[Dataset entries]
^^^^^^^^

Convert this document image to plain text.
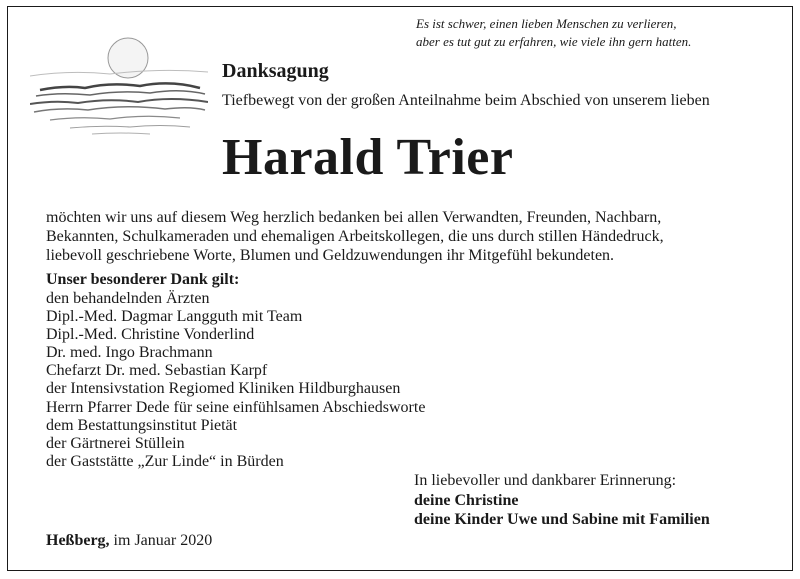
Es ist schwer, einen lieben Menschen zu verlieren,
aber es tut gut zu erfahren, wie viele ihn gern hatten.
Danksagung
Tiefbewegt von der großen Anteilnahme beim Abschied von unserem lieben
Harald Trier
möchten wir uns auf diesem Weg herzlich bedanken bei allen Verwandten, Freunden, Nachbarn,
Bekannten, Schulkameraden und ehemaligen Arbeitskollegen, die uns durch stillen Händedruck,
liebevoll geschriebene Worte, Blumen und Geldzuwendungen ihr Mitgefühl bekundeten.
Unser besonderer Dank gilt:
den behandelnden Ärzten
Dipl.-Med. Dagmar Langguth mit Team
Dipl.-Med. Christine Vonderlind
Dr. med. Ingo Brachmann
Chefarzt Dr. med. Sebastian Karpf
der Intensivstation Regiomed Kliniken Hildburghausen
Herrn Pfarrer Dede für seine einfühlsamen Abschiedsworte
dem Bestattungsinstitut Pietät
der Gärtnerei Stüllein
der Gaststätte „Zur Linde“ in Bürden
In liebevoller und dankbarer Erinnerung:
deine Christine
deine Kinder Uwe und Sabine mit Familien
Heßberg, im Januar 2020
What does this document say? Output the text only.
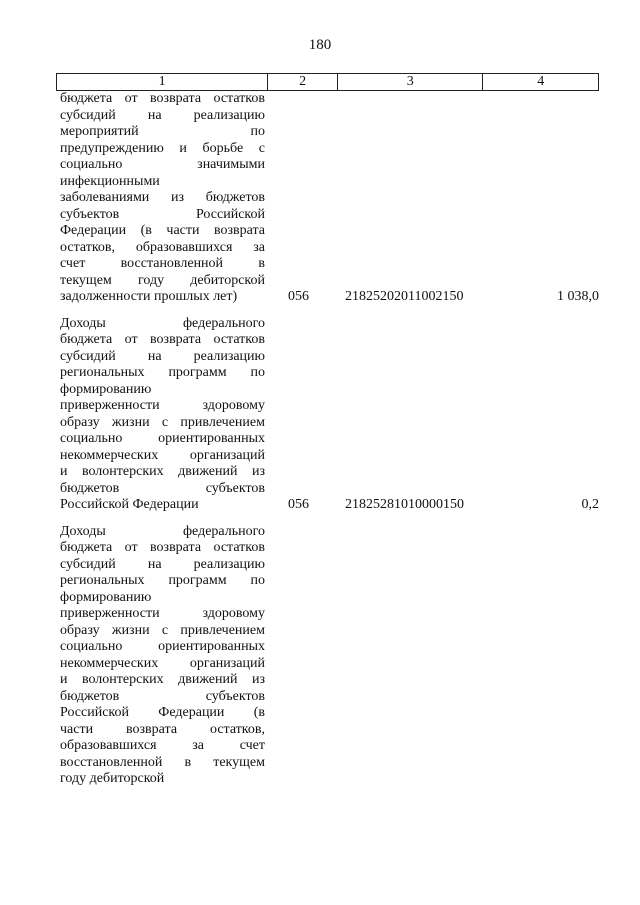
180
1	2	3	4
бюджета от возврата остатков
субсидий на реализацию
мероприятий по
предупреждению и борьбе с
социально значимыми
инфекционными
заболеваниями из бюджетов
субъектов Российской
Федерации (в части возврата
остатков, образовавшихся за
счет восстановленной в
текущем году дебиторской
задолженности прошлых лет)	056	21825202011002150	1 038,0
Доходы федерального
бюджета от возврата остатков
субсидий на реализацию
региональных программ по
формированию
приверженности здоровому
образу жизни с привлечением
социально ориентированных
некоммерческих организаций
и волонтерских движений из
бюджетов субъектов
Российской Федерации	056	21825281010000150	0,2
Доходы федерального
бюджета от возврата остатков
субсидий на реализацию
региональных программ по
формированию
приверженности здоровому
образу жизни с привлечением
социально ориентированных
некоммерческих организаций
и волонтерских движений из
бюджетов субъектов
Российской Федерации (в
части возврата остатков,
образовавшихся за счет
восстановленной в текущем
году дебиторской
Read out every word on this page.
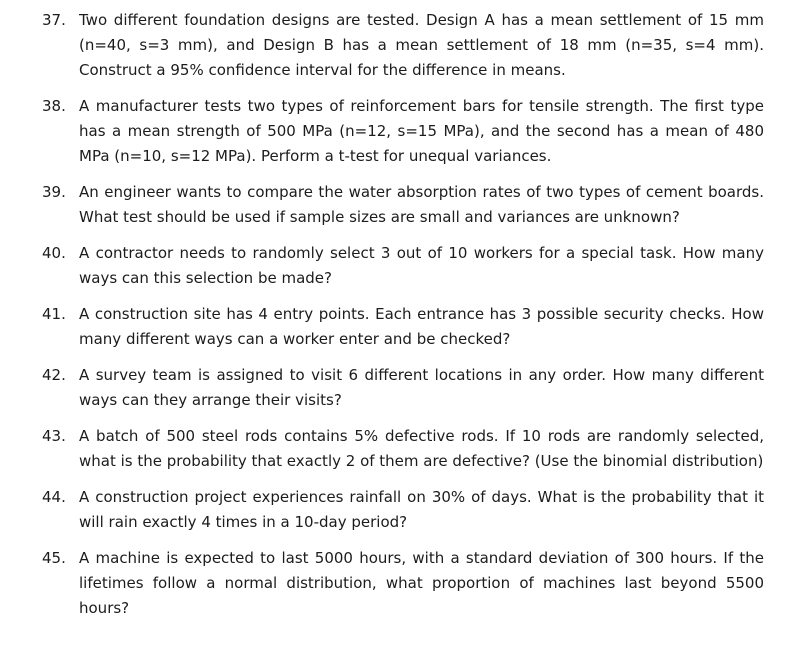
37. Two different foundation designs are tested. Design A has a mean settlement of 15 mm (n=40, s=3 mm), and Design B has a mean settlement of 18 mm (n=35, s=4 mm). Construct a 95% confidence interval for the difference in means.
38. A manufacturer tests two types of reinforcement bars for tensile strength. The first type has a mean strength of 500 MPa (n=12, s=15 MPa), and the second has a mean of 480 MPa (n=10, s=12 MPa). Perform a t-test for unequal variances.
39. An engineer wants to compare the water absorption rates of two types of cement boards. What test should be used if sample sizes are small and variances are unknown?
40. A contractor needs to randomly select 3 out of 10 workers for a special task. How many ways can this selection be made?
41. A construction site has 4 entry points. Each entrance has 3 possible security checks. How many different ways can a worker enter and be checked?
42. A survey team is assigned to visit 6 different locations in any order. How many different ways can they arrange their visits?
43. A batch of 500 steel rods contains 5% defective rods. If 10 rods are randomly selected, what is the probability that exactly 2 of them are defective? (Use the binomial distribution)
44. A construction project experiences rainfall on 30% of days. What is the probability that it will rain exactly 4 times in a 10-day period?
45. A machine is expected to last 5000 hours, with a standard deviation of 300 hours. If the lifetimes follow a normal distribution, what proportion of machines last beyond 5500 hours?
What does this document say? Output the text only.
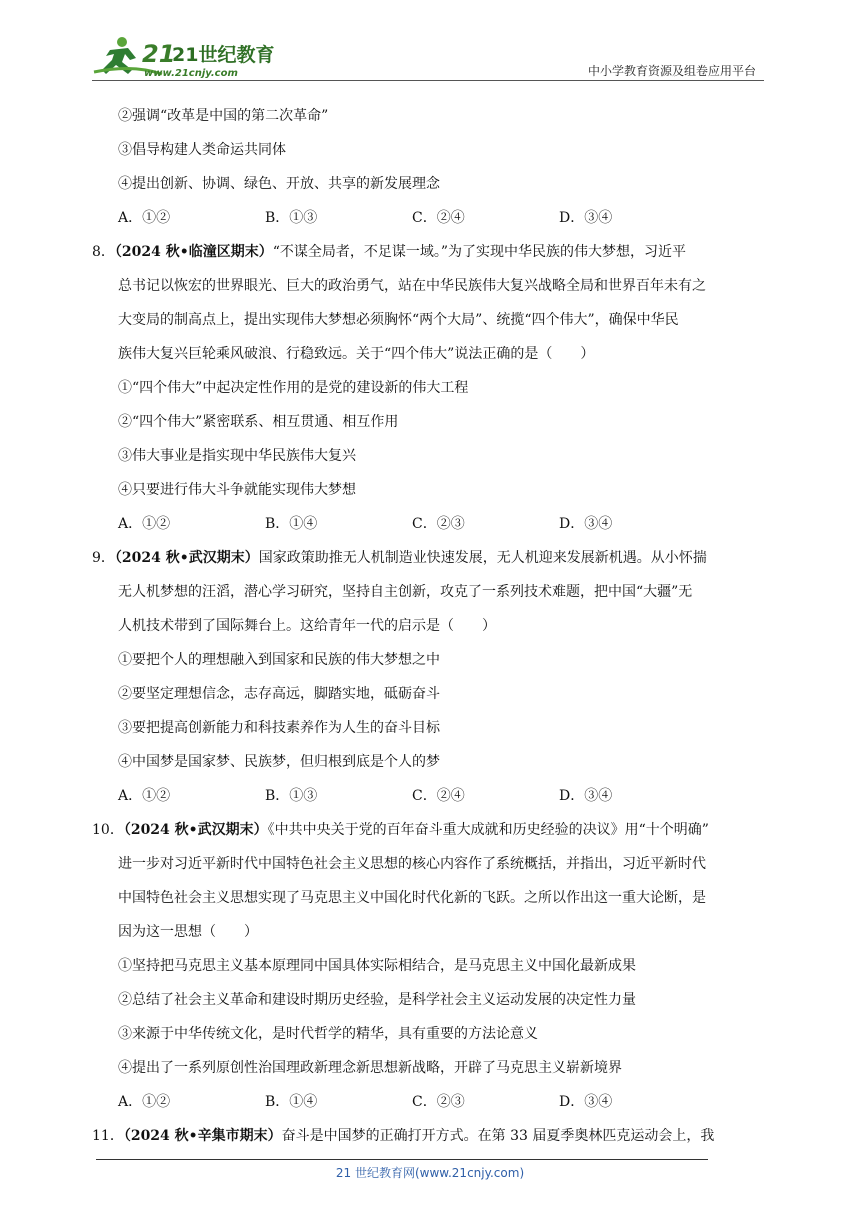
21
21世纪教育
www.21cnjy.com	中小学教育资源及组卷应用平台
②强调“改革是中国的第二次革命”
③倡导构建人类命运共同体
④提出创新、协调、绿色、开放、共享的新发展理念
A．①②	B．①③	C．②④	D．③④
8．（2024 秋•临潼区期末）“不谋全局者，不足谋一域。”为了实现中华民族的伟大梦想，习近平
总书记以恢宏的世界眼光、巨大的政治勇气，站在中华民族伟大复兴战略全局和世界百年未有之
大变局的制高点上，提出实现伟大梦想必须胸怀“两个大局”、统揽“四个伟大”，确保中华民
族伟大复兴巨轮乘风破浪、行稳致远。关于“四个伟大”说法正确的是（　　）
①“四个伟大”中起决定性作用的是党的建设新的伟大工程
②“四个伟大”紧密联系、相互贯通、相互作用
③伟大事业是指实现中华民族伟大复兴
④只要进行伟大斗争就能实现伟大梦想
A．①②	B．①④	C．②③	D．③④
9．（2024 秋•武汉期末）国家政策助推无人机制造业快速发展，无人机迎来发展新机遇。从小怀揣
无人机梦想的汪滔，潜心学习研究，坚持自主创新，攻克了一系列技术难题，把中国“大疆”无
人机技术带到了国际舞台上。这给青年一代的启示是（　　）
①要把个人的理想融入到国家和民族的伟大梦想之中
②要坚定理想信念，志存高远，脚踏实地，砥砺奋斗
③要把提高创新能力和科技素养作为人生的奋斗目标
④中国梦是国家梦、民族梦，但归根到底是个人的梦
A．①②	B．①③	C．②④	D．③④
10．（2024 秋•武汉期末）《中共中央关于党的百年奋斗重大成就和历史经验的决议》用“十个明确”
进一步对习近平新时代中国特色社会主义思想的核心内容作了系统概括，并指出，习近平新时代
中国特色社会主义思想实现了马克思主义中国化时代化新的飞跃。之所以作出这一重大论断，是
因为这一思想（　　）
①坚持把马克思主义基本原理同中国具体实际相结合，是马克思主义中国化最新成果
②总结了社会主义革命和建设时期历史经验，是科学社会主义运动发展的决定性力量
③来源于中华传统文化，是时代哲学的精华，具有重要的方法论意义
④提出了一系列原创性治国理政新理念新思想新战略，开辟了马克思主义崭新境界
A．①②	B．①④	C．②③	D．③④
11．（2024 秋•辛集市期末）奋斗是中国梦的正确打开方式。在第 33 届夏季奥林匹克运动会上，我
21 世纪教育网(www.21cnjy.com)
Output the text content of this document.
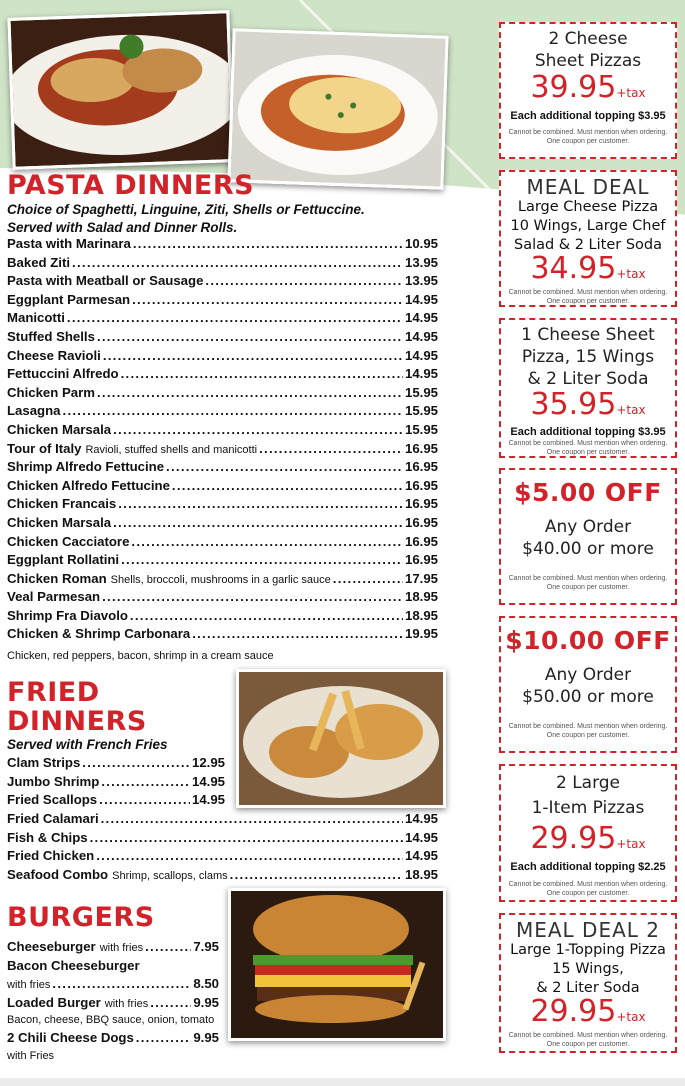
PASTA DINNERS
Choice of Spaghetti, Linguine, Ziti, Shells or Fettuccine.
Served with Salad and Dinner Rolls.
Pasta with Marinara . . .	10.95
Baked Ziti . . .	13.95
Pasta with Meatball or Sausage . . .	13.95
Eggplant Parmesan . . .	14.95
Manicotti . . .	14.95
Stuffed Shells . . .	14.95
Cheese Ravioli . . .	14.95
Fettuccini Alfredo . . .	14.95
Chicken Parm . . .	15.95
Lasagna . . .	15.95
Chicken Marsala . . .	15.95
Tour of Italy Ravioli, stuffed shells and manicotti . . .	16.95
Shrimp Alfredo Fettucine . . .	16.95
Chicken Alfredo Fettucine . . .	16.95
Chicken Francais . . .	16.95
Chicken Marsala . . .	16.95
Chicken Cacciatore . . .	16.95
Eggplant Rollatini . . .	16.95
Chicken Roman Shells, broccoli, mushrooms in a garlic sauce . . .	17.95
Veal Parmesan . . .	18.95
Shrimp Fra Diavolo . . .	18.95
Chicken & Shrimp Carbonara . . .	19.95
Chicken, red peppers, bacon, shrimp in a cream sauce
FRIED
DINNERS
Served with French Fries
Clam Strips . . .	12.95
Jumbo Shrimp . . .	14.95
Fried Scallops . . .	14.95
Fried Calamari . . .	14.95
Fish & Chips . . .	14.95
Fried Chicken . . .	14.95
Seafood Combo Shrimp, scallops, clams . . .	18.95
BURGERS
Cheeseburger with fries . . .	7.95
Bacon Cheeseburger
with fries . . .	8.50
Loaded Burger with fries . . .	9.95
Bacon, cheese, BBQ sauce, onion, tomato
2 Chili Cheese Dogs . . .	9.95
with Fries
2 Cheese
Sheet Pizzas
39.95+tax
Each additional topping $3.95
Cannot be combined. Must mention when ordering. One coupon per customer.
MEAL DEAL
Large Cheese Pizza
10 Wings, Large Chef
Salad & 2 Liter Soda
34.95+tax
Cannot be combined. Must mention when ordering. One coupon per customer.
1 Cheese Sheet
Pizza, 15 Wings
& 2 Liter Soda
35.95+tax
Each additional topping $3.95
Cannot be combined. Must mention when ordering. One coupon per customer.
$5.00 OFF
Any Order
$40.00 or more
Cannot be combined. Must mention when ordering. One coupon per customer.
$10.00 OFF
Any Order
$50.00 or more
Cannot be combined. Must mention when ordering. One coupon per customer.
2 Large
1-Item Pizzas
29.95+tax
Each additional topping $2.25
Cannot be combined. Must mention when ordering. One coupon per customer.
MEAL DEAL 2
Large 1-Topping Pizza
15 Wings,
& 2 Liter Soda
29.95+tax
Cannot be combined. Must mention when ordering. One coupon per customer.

^^^^^^^^

__JOB__
Gather all lines where the word "exactly" appears.

__RESULT__
43. A batch of 500 steel rods contains 5% defective rods. If 10 rods are randomly selected, what is the probability that exactly 2 of them are defective? (Use the binomial distribution)
44. A construction project experiences rainfall on 30% of days. What is the probability that it will rain exactly 4 times in a 10-day period?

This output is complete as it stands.